• **Work to complete**: Report how many lines of the following entries include the string "JSON"; respond with the number alone.

(Dataset records on visual material)
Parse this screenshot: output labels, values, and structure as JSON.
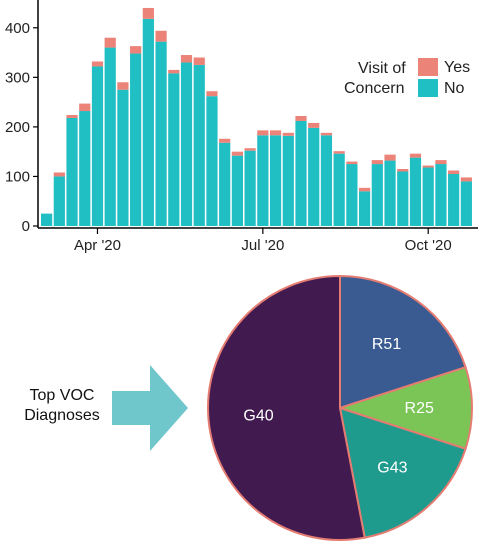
{
  "colors": {
    "yes": "#ec8379",
    "no": "#1fbfc4",
    "arrow": "#6fc6cb",
    "axis": "#000000",
    "pie_border": "#e57c72"
  },
  "caption": {
    "line1": "Top VOC",
    "line2": "Diagnoses"
  },
  "chart_data": [
    {
      "type": "bar",
      "stacked": true,
      "title": "",
      "xlabel": "",
      "ylabel": "",
      "ylim": [
        0,
        450
      ],
      "yticks": [
        0,
        100,
        200,
        300,
        400
      ],
      "xticks": [
        {
          "label": "Apr '20",
          "at_bar": 4
        },
        {
          "label": "Jul '20",
          "at_bar": 17
        },
        {
          "label": "Oct '20",
          "at_bar": 30
        }
      ],
      "legend": {
        "title_line1": "Visit of",
        "title_line2": "Concern",
        "position": "right",
        "labels": [
          "Yes",
          "No"
        ]
      },
      "series": [
        {
          "name": "No",
          "color": "#1fbfc4",
          "values": [
            25,
            100,
            218,
            232,
            322,
            360,
            275,
            348,
            418,
            372,
            308,
            330,
            325,
            262,
            168,
            142,
            152,
            183,
            183,
            182,
            212,
            198,
            183,
            146,
            125,
            70,
            125,
            132,
            110,
            138,
            118,
            125,
            105,
            90
          ]
        },
        {
          "name": "Yes",
          "color": "#ec8379",
          "values": [
            0,
            8,
            6,
            15,
            10,
            20,
            15,
            15,
            22,
            22,
            7,
            15,
            15,
            10,
            8,
            8,
            5,
            10,
            10,
            6,
            10,
            10,
            5,
            5,
            5,
            7,
            8,
            12,
            5,
            8,
            4,
            8,
            7,
            8
          ]
        }
      ]
    },
    {
      "type": "pie",
      "title": "",
      "slices": [
        {
          "label": "R51",
          "value": 20,
          "color": "#3a5b91"
        },
        {
          "label": "R25",
          "value": 10,
          "color": "#7ac555"
        },
        {
          "label": "G43",
          "value": 17,
          "color": "#1f9b8e"
        },
        {
          "label": "G40",
          "value": 53,
          "color": "#411a50"
        }
      ]
    }
  ]
}
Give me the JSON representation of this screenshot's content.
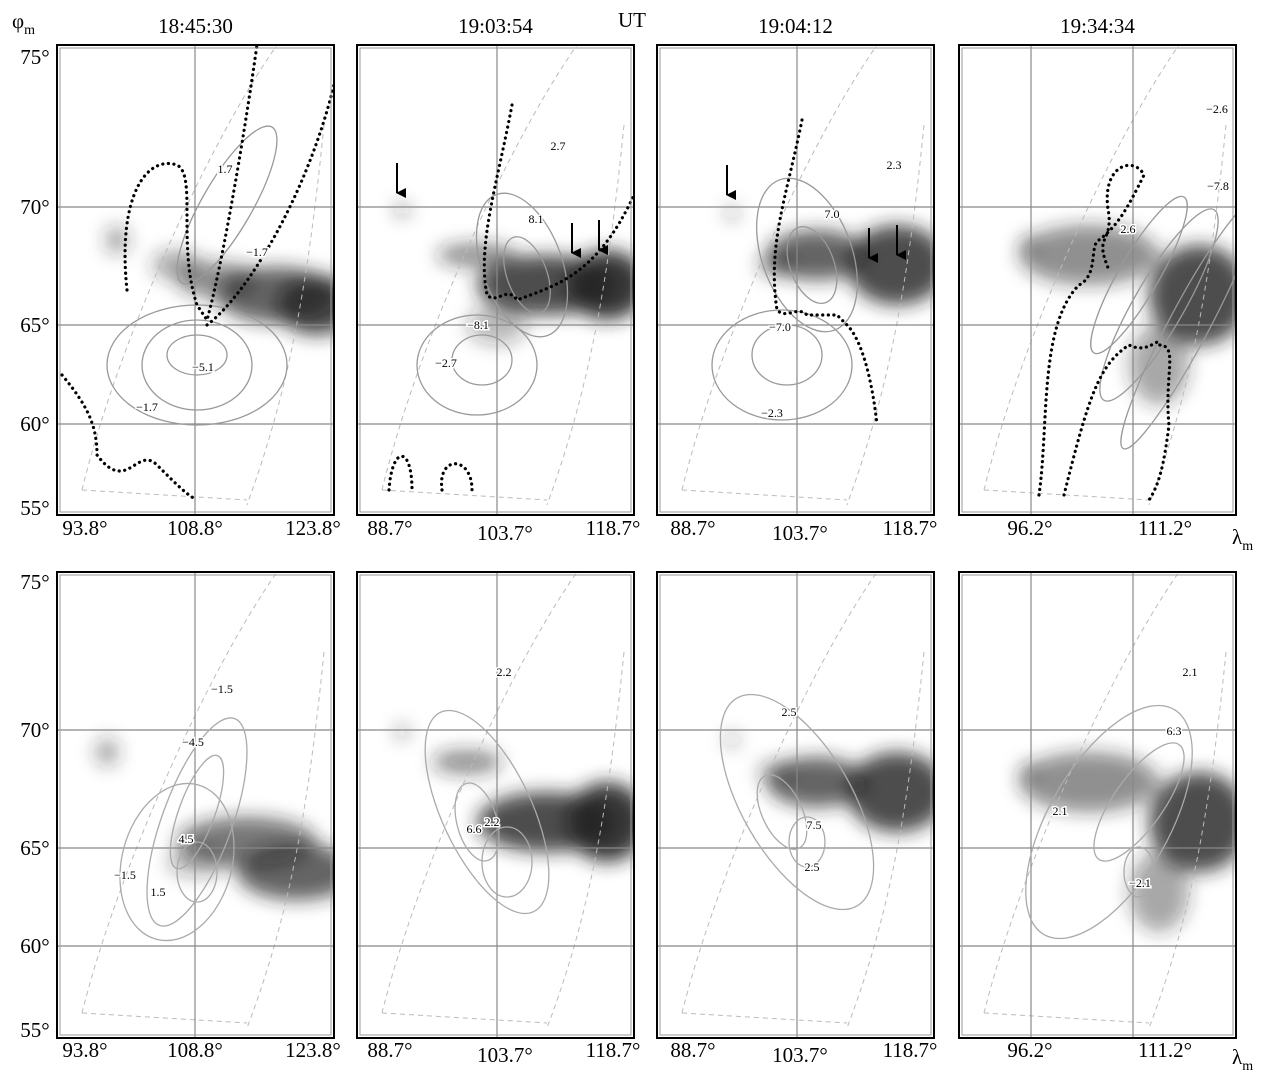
{
  "header": {
    "columns": [
      "18:45:30",
      "19:03:54",
      "19:04:12",
      "19:34:34"
    ],
    "ut": "UT",
    "lat_symbol": "φ",
    "lat_sub": "m",
    "lon_symbol": "λ",
    "lon_sub": "m"
  },
  "rows": [
    {
      "lat_ticks": [
        "75°",
        "70°",
        "65°",
        "60°",
        "55°"
      ],
      "panels": [
        {
          "lon_ticks": [
            "93.8°",
            "108.8°",
            "123.8°"
          ],
          "contour_labels": [
            "1.7",
            "−1.7",
            "−5.1",
            "−1.7"
          ]
        },
        {
          "lon_ticks": [
            "88.7°",
            "103.7°",
            "118.7°"
          ],
          "contour_labels": [
            "2.7",
            "8.1",
            "−8.1",
            "−2.7"
          ]
        },
        {
          "lon_ticks": [
            "88.7°",
            "103.7°",
            "118.7°"
          ],
          "contour_labels": [
            "2.3",
            "7.0",
            "−7.0",
            "−2.3"
          ]
        },
        {
          "lon_ticks": [
            "96.2°",
            "111.2°"
          ],
          "contour_labels": [
            "−2.6",
            "−7.8",
            "2.6"
          ]
        }
      ]
    },
    {
      "lat_ticks": [
        "75°",
        "70°",
        "65°",
        "60°",
        "55°"
      ],
      "panels": [
        {
          "lon_ticks": [
            "93.8°",
            "108.8°",
            "123.8°"
          ],
          "contour_labels": [
            "−1.5",
            "−4.5",
            "4.5",
            "−1.5",
            "1.5"
          ]
        },
        {
          "lon_ticks": [
            "88.7°",
            "103.7°",
            "118.7°"
          ],
          "contour_labels": [
            "2.2",
            "6.6",
            "2.2"
          ]
        },
        {
          "lon_ticks": [
            "88.7°",
            "103.7°",
            "118.7°"
          ],
          "contour_labels": [
            "2.5",
            "7.5",
            "2.5"
          ]
        },
        {
          "lon_ticks": [
            "96.2°",
            "111.2°"
          ],
          "contour_labels": [
            "2.1",
            "6.3",
            "2.1",
            "−2.1"
          ]
        }
      ]
    }
  ]
}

• **Task solution**: 2